■ Task objective ■
Bring together all lines from the listing below that contain the string "COUNTER".

■ Data extract ■
--- START ---
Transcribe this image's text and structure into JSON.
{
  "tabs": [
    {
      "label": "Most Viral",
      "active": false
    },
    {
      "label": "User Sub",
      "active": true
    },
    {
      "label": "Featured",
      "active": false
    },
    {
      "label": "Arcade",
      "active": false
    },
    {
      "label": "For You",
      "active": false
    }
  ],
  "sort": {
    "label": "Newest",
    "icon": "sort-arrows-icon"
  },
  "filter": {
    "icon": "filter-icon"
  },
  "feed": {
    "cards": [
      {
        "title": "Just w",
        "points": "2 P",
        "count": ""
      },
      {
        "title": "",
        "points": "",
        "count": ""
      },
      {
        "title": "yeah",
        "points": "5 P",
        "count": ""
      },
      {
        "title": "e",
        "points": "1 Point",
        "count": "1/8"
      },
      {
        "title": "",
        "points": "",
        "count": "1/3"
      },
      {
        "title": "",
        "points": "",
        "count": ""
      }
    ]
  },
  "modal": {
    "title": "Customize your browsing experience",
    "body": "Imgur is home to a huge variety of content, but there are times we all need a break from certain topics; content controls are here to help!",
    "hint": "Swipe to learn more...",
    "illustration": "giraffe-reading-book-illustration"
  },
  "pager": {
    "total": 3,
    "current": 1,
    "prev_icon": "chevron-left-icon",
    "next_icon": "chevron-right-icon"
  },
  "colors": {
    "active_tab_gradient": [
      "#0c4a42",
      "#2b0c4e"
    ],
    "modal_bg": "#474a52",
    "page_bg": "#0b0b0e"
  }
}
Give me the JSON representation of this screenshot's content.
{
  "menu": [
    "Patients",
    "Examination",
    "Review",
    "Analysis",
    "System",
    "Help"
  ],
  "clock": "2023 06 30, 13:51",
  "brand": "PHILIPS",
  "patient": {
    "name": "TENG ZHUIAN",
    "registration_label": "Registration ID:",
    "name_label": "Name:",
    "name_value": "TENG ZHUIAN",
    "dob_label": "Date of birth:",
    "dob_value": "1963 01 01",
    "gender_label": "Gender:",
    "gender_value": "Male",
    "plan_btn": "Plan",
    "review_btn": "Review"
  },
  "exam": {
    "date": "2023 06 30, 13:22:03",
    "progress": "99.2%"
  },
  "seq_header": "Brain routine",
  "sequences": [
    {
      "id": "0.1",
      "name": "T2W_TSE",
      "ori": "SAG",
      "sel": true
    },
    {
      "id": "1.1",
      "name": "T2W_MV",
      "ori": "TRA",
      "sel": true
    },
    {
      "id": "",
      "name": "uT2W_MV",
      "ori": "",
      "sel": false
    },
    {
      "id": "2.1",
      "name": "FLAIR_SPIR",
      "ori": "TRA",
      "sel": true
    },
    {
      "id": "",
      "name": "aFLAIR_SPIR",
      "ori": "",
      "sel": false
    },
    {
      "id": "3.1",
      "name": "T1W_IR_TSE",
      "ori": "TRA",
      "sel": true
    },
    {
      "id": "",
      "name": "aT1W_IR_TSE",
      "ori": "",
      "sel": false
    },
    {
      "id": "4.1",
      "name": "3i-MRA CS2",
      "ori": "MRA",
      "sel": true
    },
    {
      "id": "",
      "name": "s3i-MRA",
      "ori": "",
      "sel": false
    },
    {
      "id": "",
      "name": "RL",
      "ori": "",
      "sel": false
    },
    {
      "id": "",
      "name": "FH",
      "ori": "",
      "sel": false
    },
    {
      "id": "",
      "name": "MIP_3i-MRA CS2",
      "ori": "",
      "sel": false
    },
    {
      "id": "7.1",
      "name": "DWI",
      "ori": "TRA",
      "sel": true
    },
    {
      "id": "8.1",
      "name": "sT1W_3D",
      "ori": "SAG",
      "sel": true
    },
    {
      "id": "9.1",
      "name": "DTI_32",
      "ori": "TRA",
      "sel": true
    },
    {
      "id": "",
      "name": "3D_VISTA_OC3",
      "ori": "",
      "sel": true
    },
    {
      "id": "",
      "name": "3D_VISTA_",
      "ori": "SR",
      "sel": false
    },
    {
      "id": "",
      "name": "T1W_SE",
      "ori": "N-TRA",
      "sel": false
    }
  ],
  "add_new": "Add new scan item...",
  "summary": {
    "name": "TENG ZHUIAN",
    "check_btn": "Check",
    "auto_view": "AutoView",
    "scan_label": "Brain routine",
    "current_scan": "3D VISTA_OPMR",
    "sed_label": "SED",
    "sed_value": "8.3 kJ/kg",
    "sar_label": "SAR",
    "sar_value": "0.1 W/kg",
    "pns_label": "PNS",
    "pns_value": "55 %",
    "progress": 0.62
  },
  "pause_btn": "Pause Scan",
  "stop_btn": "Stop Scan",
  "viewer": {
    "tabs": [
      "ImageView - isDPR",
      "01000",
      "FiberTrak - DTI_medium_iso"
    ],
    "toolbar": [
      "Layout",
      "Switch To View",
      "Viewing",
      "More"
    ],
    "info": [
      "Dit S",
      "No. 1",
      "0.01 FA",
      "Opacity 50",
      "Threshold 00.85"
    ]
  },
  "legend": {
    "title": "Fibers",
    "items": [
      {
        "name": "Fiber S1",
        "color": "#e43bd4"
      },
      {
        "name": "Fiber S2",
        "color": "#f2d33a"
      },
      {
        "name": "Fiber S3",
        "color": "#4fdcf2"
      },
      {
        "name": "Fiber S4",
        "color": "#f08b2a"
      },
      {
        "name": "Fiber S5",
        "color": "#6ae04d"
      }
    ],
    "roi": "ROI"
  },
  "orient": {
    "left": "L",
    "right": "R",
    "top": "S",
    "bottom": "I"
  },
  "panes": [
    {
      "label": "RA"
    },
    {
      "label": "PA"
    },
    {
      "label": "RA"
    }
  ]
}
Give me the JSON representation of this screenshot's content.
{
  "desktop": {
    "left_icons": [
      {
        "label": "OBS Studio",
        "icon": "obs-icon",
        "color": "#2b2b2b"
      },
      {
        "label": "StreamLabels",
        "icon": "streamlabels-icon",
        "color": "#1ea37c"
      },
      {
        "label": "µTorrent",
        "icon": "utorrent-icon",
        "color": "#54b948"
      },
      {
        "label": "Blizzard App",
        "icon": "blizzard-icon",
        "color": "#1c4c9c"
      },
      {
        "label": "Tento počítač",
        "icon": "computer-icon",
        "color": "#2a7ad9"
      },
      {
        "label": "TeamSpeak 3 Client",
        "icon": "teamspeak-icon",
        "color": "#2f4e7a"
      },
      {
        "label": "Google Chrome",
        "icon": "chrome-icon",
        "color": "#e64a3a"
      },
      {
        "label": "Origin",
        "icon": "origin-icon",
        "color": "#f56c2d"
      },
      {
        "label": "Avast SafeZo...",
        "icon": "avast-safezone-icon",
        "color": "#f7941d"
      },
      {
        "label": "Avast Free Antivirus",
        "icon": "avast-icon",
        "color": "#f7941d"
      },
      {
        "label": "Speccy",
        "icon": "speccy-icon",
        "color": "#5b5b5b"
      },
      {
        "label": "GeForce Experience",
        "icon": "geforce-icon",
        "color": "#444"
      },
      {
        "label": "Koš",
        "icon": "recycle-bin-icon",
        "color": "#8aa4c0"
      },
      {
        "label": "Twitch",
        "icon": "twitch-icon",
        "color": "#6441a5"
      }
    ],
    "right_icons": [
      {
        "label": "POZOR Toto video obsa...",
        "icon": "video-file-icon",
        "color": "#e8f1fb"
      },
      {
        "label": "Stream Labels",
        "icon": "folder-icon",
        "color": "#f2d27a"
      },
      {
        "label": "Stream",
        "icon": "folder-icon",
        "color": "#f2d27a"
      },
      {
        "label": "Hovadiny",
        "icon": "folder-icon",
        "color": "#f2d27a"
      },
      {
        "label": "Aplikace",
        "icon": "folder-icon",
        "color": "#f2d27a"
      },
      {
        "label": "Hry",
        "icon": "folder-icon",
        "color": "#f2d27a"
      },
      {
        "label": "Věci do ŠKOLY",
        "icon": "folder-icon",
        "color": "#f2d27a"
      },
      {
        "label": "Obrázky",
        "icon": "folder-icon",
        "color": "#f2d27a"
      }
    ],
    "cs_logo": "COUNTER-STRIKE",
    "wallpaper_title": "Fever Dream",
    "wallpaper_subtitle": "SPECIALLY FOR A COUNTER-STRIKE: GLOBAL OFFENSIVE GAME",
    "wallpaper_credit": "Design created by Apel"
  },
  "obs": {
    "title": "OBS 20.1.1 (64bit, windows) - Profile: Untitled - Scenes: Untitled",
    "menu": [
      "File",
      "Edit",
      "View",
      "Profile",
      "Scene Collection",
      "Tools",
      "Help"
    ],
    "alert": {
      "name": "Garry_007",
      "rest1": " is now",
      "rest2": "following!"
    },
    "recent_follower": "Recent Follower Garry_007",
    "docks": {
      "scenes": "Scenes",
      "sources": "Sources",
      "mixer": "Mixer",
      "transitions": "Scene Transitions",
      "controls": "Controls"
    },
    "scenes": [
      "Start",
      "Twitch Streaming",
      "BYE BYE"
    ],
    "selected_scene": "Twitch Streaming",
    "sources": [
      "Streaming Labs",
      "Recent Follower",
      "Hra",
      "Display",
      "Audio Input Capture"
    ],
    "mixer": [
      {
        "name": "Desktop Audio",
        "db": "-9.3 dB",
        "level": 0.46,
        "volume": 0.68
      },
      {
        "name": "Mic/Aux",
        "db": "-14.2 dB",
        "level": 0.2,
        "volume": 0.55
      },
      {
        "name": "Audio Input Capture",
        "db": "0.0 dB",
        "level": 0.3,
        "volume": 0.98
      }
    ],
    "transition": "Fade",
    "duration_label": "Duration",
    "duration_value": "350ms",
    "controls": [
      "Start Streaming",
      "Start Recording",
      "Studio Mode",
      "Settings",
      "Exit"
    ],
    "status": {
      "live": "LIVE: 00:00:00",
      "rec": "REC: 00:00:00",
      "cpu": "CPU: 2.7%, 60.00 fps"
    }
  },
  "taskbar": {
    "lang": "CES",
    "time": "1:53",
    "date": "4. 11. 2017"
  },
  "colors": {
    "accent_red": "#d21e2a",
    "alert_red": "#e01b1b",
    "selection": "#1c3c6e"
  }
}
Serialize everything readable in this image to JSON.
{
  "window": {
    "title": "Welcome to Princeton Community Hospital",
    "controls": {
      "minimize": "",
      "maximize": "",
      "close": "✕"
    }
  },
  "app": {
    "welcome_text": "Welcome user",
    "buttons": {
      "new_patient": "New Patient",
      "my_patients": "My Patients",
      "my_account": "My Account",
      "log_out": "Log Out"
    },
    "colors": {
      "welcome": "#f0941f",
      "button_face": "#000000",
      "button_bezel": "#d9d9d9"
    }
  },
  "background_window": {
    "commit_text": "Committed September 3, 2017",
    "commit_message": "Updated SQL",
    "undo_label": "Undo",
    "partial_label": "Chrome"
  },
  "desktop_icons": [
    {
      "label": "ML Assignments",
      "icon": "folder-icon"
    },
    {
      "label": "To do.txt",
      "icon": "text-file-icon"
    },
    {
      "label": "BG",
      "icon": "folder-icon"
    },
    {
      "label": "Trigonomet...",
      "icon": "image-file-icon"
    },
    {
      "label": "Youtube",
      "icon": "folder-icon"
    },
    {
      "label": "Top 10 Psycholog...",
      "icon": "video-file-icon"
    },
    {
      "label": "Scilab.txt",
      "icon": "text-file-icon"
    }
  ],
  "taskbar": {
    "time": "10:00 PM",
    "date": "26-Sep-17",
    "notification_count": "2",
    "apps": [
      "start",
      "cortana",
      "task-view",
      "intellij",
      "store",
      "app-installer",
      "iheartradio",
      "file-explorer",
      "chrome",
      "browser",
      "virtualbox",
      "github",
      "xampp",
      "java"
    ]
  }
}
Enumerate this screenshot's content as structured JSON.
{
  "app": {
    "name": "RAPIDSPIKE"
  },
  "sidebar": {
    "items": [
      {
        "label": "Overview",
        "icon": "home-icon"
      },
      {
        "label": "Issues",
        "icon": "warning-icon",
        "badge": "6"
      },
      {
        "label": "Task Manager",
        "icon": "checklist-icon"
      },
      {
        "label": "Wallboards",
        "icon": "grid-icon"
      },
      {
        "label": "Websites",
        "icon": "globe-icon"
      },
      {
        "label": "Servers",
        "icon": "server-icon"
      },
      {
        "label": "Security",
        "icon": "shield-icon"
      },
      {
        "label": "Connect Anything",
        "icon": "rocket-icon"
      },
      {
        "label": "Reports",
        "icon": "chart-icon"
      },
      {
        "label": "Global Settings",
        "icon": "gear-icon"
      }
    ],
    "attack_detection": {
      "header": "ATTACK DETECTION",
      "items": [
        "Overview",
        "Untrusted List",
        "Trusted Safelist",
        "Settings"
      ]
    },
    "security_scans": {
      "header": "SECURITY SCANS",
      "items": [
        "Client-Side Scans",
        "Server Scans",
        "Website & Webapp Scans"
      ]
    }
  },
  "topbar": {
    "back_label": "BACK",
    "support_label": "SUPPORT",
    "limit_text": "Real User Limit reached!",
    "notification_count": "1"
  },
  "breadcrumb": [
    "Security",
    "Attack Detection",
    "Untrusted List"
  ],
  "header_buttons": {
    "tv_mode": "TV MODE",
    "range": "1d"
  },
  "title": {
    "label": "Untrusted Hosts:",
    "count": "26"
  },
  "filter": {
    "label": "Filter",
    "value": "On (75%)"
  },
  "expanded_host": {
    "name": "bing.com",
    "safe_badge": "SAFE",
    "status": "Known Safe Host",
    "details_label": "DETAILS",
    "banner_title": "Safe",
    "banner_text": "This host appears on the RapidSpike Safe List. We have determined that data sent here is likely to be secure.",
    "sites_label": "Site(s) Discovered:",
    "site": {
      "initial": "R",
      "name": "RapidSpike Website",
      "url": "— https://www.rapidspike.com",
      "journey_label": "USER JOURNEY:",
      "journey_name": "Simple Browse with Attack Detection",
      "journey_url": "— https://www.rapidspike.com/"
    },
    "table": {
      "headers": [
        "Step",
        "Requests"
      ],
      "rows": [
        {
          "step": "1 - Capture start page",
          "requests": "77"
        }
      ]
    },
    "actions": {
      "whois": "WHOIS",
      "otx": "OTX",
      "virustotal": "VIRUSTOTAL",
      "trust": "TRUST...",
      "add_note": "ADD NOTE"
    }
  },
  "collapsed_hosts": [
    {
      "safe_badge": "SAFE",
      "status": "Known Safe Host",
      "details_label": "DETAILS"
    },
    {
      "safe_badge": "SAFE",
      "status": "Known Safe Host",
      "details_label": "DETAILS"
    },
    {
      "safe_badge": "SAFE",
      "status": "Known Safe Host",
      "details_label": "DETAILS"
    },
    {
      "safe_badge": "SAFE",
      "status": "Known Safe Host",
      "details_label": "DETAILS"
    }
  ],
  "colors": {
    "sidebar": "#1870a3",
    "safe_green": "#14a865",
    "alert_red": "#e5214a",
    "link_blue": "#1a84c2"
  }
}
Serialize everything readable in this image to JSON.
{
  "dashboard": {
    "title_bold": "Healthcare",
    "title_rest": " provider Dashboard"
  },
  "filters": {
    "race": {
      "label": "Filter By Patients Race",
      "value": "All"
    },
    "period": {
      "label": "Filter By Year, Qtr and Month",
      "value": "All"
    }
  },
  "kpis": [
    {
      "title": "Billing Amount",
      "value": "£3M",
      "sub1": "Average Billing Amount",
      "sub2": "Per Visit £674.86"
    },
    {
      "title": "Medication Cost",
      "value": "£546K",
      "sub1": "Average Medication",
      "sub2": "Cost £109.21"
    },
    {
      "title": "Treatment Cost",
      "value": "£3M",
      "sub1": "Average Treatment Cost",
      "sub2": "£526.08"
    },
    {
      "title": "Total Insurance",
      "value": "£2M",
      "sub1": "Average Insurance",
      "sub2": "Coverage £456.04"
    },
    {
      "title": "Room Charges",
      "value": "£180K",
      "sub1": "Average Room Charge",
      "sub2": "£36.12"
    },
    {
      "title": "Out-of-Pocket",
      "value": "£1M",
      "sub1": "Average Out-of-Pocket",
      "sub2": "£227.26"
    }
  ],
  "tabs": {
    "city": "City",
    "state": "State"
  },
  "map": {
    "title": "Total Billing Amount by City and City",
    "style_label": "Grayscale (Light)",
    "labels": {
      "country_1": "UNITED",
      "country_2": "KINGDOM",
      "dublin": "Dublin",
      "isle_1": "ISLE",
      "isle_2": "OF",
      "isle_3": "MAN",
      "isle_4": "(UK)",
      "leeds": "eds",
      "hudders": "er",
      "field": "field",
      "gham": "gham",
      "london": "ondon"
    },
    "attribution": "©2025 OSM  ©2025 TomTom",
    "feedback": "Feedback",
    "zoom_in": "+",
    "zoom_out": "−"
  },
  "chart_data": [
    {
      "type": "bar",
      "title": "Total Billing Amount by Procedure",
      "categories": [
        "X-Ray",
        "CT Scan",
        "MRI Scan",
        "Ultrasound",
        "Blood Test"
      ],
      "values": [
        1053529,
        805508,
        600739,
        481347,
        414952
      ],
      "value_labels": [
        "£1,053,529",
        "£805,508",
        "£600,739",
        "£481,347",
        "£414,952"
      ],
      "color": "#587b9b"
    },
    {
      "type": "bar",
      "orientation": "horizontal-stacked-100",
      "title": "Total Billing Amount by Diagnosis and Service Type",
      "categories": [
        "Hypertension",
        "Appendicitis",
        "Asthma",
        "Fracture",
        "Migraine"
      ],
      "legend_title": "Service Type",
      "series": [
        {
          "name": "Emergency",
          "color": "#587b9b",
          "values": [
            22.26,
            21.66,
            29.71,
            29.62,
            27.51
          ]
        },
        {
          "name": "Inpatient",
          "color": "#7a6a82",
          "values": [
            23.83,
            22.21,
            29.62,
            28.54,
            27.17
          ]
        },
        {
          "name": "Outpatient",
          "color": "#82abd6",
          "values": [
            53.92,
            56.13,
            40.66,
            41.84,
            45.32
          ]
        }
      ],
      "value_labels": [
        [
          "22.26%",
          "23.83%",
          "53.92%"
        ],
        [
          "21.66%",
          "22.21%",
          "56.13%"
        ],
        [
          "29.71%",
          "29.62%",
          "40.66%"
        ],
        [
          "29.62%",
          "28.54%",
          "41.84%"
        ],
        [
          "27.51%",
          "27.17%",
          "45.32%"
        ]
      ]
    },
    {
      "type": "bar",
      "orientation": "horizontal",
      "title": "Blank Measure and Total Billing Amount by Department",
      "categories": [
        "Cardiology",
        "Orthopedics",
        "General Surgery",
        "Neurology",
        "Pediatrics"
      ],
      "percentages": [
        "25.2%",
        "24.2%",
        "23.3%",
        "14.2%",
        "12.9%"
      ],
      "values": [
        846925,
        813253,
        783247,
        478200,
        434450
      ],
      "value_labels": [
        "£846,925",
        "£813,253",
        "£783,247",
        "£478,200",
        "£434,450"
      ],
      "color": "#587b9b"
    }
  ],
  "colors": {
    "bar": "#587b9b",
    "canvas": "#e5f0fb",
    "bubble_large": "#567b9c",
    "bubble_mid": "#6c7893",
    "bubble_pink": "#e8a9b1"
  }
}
--- END ---
■ Output for this exercise ■
    "cs_logo": "COUNTER-STRIKE",
    "wallpaper_subtitle": "SPECIALLY FOR A COUNTER-STRIKE: GLOBAL OFFENSIVE GAME",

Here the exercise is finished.